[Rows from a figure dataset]

##########

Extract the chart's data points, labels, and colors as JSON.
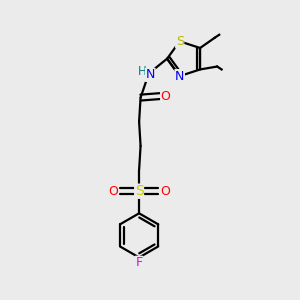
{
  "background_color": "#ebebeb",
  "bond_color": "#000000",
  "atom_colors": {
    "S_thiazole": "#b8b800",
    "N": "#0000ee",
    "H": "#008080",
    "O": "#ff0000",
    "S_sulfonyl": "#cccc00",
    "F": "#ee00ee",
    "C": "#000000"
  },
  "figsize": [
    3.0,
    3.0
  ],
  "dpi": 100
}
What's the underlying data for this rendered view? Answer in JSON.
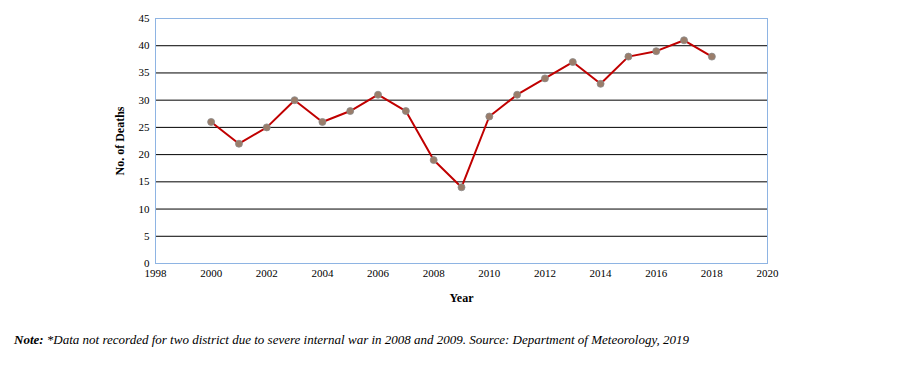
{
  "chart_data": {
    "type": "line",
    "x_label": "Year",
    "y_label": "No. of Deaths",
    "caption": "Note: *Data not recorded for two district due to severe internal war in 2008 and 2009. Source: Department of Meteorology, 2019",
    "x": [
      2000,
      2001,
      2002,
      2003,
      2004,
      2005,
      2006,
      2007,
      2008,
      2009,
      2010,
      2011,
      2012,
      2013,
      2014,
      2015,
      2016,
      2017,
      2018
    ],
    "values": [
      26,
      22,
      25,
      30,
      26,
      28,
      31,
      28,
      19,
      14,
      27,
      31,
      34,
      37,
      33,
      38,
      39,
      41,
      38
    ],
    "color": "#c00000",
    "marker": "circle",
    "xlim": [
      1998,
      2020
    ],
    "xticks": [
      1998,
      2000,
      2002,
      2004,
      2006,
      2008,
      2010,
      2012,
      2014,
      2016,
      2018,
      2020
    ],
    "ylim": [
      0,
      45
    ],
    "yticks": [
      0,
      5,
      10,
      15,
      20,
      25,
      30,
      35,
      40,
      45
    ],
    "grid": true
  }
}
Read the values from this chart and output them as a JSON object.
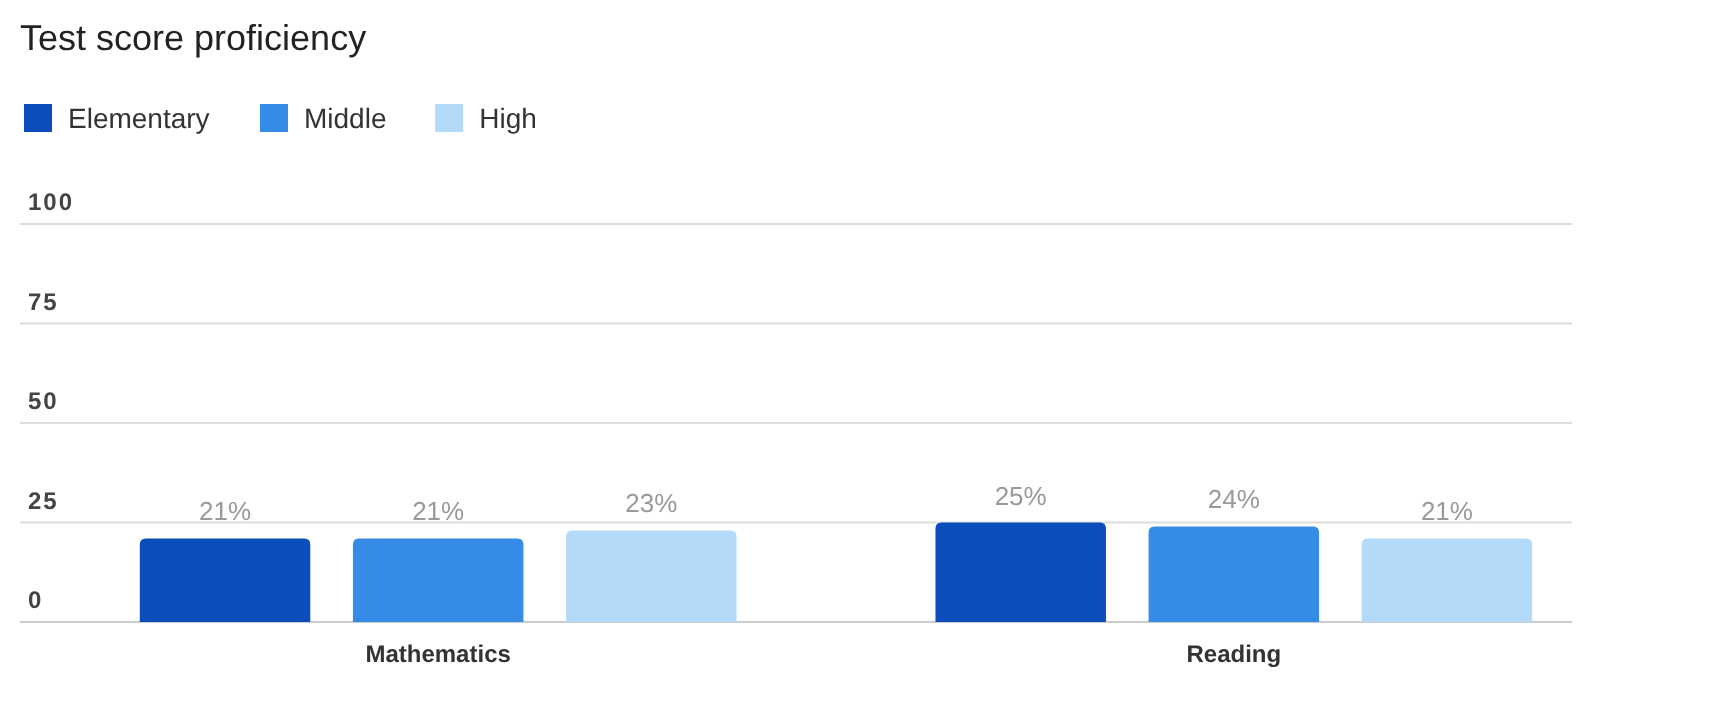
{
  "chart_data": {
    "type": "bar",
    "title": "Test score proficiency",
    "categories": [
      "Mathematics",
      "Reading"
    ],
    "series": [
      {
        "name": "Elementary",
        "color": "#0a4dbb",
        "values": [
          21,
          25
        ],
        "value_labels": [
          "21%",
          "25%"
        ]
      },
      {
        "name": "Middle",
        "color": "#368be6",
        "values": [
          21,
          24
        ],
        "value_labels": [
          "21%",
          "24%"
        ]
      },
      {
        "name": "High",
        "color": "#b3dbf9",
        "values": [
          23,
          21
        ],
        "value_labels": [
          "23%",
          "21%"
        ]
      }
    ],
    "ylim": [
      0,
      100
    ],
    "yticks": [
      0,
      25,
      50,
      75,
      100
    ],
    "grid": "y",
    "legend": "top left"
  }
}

##########

### Written problem
Return each line of the listing that holds the string "JSON".

### Output for this task
Extract the chart's data points, labels, and colors as JSON.
What's the underlying data for this rendered view? Answer in JSON.
Read the values from this chart and output them as a JSON object.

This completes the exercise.